Copy the listing verbatim, excluding any images found in it.

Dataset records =
════════════════════

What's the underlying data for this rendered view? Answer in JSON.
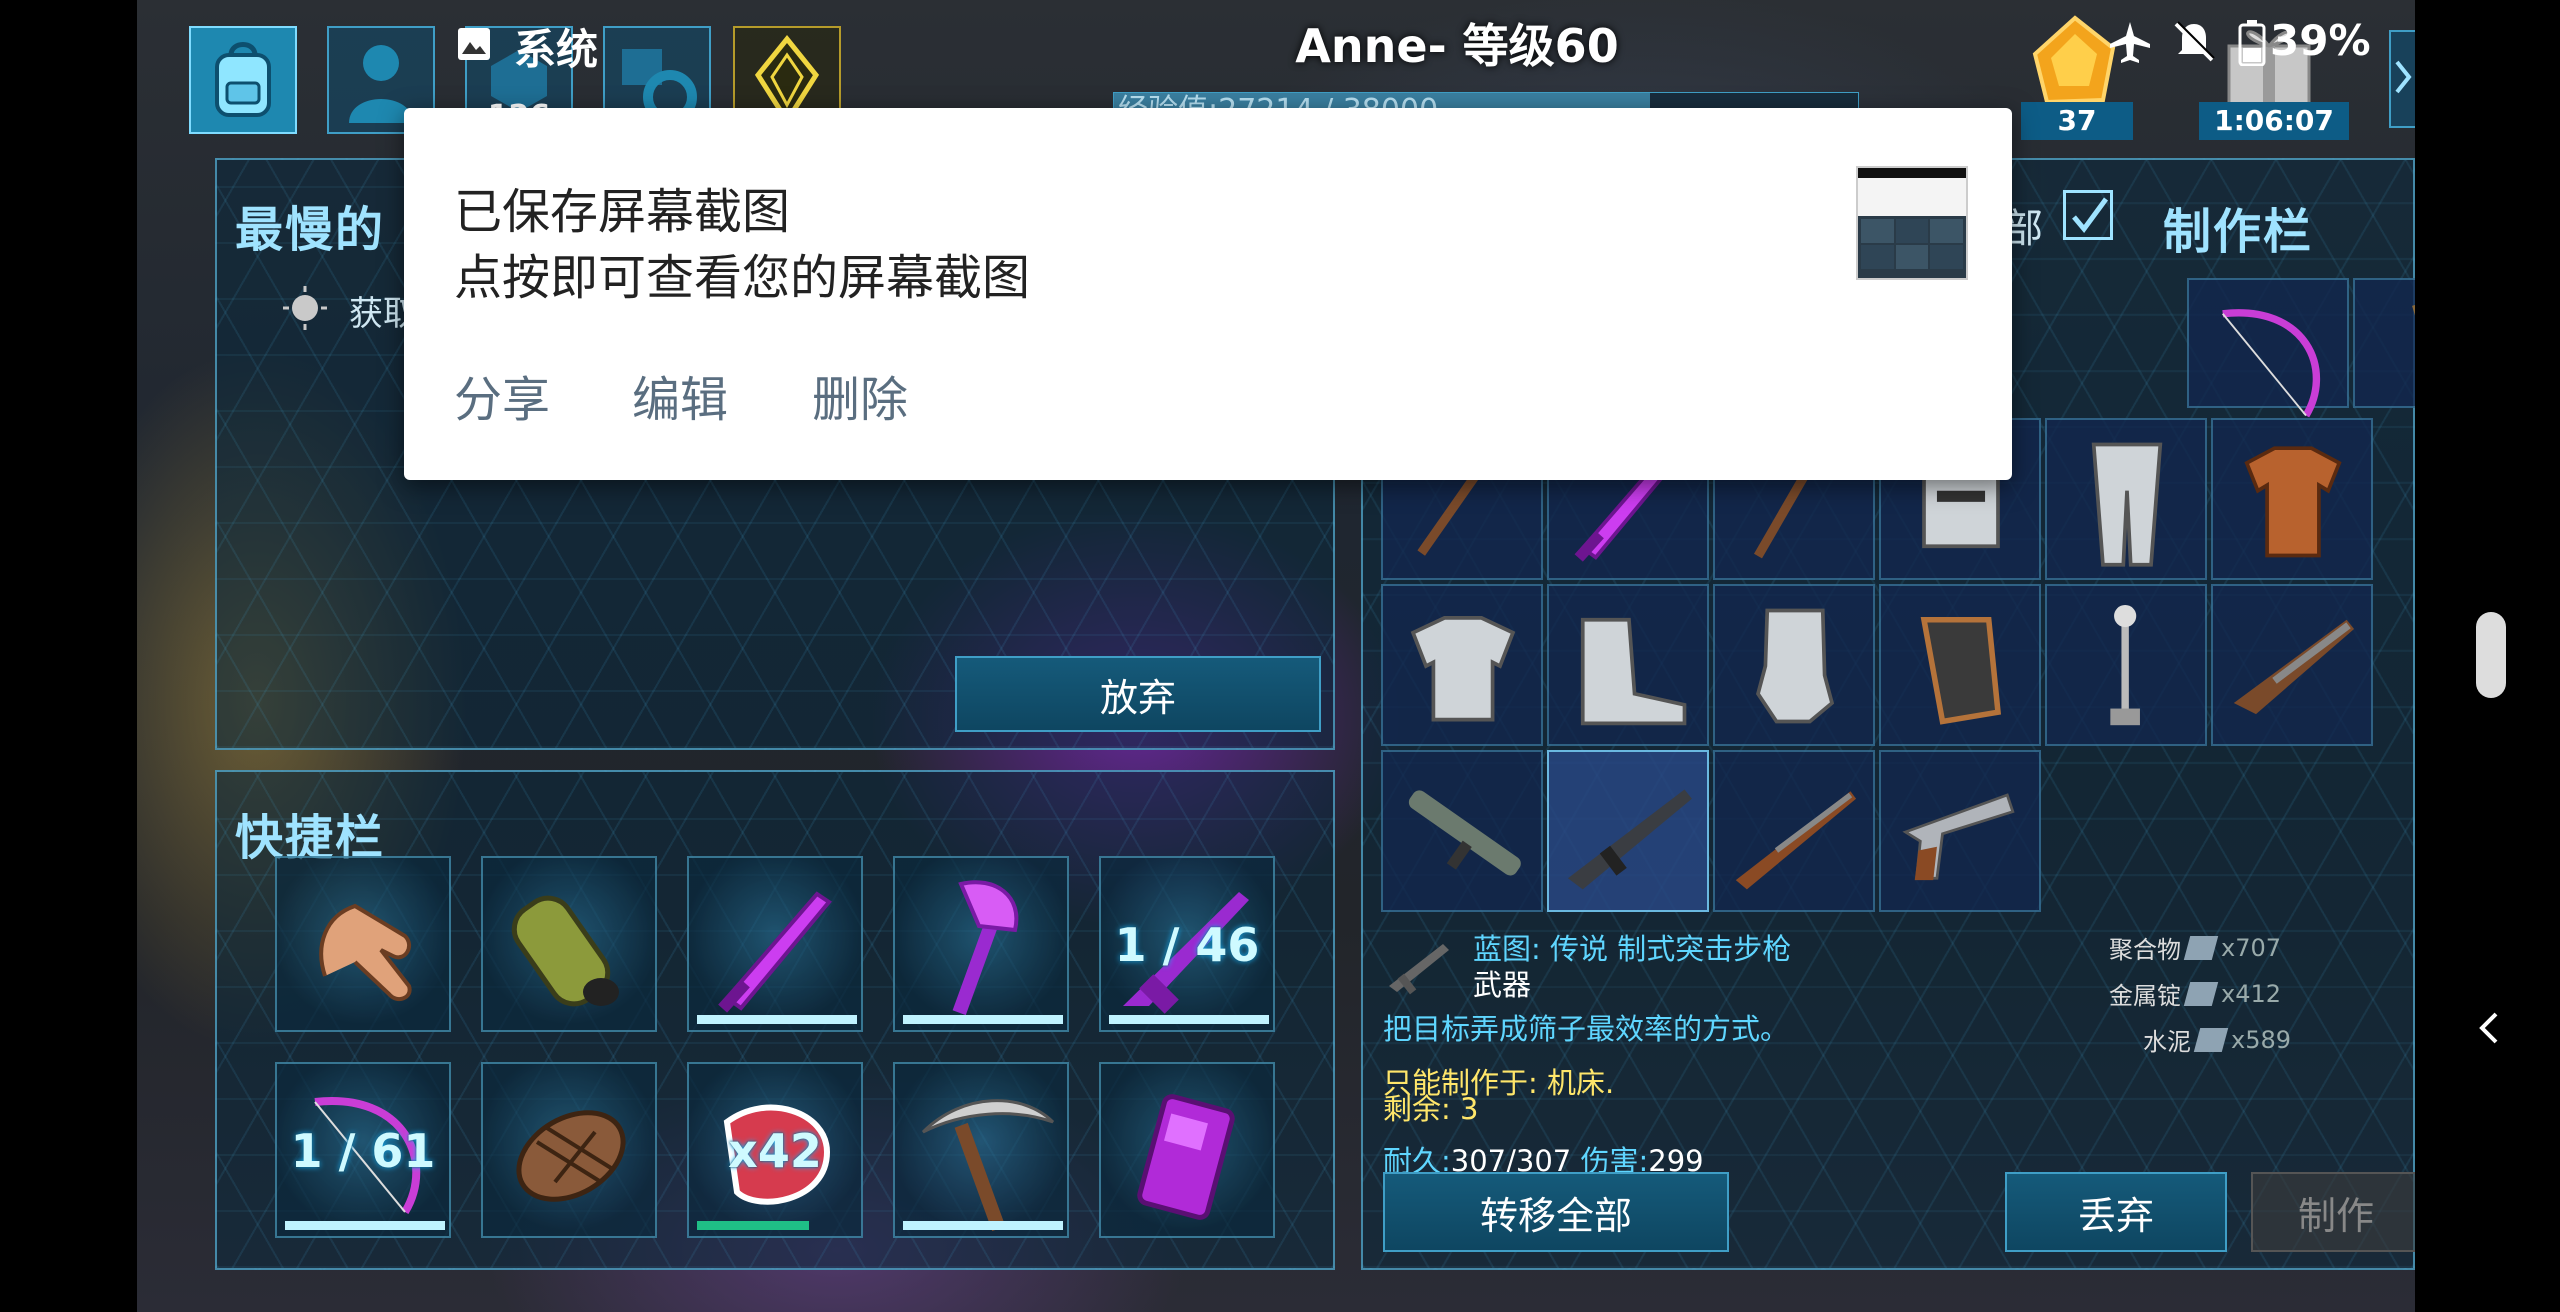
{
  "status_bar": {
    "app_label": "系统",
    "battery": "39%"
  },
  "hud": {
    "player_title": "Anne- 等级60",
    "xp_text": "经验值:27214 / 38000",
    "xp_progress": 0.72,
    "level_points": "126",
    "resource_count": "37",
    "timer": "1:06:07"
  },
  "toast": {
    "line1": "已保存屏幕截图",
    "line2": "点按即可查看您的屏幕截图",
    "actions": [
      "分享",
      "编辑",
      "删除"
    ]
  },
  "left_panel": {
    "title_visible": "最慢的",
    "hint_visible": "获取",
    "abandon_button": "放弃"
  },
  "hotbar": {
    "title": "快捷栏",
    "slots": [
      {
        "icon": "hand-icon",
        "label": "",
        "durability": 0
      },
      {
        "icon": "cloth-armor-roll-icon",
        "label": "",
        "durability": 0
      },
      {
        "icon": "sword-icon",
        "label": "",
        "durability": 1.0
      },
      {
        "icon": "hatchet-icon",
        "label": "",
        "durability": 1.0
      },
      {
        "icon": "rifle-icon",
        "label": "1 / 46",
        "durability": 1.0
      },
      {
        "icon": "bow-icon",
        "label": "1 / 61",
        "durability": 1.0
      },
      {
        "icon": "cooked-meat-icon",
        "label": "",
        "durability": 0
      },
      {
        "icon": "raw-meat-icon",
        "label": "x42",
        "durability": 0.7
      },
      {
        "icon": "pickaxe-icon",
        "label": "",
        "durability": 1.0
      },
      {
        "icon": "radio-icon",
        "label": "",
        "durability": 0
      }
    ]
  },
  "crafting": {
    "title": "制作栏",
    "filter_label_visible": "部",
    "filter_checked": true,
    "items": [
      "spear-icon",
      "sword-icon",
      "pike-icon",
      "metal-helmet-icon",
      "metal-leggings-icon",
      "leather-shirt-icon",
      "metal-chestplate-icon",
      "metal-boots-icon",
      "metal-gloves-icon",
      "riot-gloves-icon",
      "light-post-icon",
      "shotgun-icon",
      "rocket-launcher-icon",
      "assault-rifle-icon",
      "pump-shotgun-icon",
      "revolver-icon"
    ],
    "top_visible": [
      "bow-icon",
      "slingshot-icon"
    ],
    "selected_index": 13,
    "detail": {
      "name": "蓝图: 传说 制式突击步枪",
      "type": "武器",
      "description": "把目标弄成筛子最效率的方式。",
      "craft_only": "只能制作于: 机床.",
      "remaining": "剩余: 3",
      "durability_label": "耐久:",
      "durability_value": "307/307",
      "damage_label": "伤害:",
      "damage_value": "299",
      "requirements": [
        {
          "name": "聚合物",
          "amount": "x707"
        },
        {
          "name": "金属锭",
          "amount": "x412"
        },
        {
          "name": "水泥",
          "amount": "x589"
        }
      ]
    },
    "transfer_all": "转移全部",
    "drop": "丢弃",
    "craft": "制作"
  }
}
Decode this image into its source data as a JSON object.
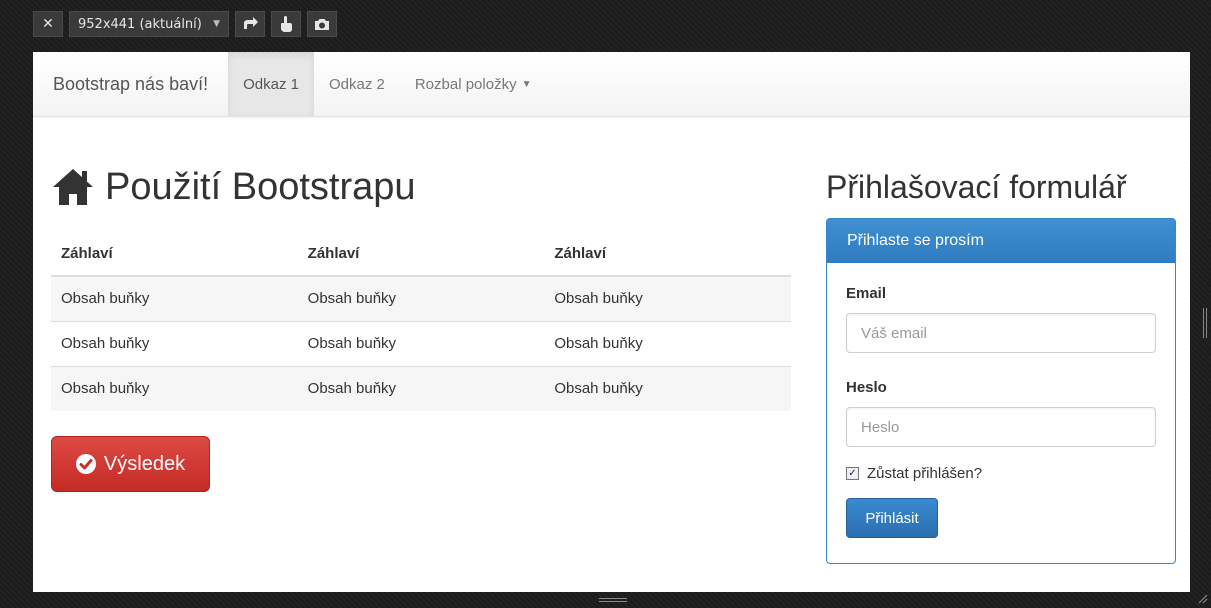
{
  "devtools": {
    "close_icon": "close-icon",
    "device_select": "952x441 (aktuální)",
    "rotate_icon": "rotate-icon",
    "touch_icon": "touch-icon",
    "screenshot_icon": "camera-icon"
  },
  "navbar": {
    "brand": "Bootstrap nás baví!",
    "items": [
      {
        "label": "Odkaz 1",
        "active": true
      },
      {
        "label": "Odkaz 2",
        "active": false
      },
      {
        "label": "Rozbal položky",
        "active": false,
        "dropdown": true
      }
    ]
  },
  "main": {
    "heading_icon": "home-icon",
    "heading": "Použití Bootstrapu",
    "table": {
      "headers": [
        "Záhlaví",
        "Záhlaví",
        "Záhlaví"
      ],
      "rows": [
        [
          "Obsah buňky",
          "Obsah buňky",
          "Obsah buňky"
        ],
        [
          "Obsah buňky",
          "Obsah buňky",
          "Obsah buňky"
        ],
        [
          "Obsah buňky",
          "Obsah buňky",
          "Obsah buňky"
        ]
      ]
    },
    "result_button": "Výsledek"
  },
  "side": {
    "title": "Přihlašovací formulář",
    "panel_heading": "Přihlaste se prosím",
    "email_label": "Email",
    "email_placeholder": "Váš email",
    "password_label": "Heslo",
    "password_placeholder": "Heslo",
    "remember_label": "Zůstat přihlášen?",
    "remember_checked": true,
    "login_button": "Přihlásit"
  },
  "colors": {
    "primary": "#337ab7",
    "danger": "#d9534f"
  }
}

════════════════════

PROBLEM SOLUTION =
What's the underlying data for this rendered view? Answer in JSON.
{
  "status_bar": {
    "app_label": "系统",
    "battery": "39%"
  },
  "hud": {
    "player_title": "Anne- 等级60",
    "xp_text": "经验值:27214 / 38000",
    "xp_progress": 0.72,
    "level_points": "126",
    "resource_count": "37",
    "timer": "1:06:07"
  },
  "toast": {
    "line1": "已保存屏幕截图",
    "line2": "点按即可查看您的屏幕截图",
    "actions": [
      "分享",
      "编辑",
      "删除"
    ]
  },
  "left_panel": {
    "title_visible": "最慢的",
    "hint_visible": "获取",
    "abandon_button": "放弃"
  },
  "hotbar": {
    "title": "快捷栏",
    "slots": [
      {
        "icon": "hand-icon",
        "label": "",
        "durability": 0
      },
      {
        "icon": "cloth-armor-roll-icon",
        "label": "",
        "durability": 0
      },
      {
        "icon": "sword-icon",
        "label": "",
        "durability": 1.0
      },
      {
        "icon": "hatchet-icon",
        "label": "",
        "durability": 1.0
      },
      {
        "icon": "rifle-icon",
        "label": "1 / 46",
        "durability": 1.0
      },
      {
        "icon": "bow-icon",
        "label": "1 / 61",
        "durability": 1.0
      },
      {
        "icon": "cooked-meat-icon",
        "label": "",
        "durability": 0
      },
      {
        "icon": "raw-meat-icon",
        "label": "x42",
        "durability": 0.7
      },
      {
        "icon": "pickaxe-icon",
        "label": "",
        "durability": 1.0
      },
      {
        "icon": "radio-icon",
        "label": "",
        "durability": 0
      }
    ]
  },
  "crafting": {
    "title": "制作栏",
    "filter_label_visible": "部",
    "filter_checked": true,
    "items": [
      "spear-icon",
      "sword-icon",
      "pike-icon",
      "metal-helmet-icon",
      "metal-leggings-icon",
      "leather-shirt-icon",
      "metal-chestplate-icon",
      "metal-boots-icon",
      "metal-gloves-icon",
      "riot-gloves-icon",
      "light-post-icon",
      "shotgun-icon",
      "rocket-launcher-icon",
      "assault-rifle-icon",
      "pump-shotgun-icon",
      "revolver-icon"
    ],
    "top_visible": [
      "bow-icon",
      "slingshot-icon"
    ],
    "selected_index": 13,
    "detail": {
      "name": "蓝图: 传说 制式突击步枪",
      "type": "武器",
      "description": "把目标弄成筛子最效率的方式。",
      "craft_only": "只能制作于: 机床.",
      "remaining": "剩余: 3",
      "durability_label": "耐久:",
      "durability_value": "307/307",
      "damage_label": "伤害:",
      "damage_value": "299",
      "requirements": [
        {
          "name": "聚合物",
          "amount": "x707"
        },
        {
          "name": "金属锭",
          "amount": "x412"
        },
        {
          "name": "水泥",
          "amount": "x589"
        }
      ]
    },
    "transfer_all": "转移全部",
    "drop": "丢弃",
    "craft": "制作"
  }
}
Decode this image into its source data as a JSON object.
{
  "devtools": {
    "close_icon": "close-icon",
    "device_select": "952x441 (aktuální)",
    "rotate_icon": "rotate-icon",
    "touch_icon": "touch-icon",
    "screenshot_icon": "camera-icon"
  },
  "navbar": {
    "brand": "Bootstrap nás baví!",
    "items": [
      {
        "label": "Odkaz 1",
        "active": true
      },
      {
        "label": "Odkaz 2",
        "active": false
      },
      {
        "label": "Rozbal položky",
        "active": false,
        "dropdown": true
      }
    ]
  },
  "main": {
    "heading_icon": "home-icon",
    "heading": "Použití Bootstrapu",
    "table": {
      "headers": [
        "Záhlaví",
        "Záhlaví",
        "Záhlaví"
      ],
      "rows": [
        [
          "Obsah buňky",
          "Obsah buňky",
          "Obsah buňky"
        ],
        [
          "Obsah buňky",
          "Obsah buňky",
          "Obsah buňky"
        ],
        [
          "Obsah buňky",
          "Obsah buňky",
          "Obsah buňky"
        ]
      ]
    },
    "result_button": "Výsledek"
  },
  "side": {
    "title": "Přihlašovací formulář",
    "panel_heading": "Přihlaste se prosím",
    "email_label": "Email",
    "email_placeholder": "Váš email",
    "password_label": "Heslo",
    "password_placeholder": "Heslo",
    "remember_label": "Zůstat přihlášen?",
    "remember_checked": true,
    "login_button": "Přihlásit"
  },
  "colors": {
    "primary": "#337ab7",
    "danger": "#d9534f"
  }
}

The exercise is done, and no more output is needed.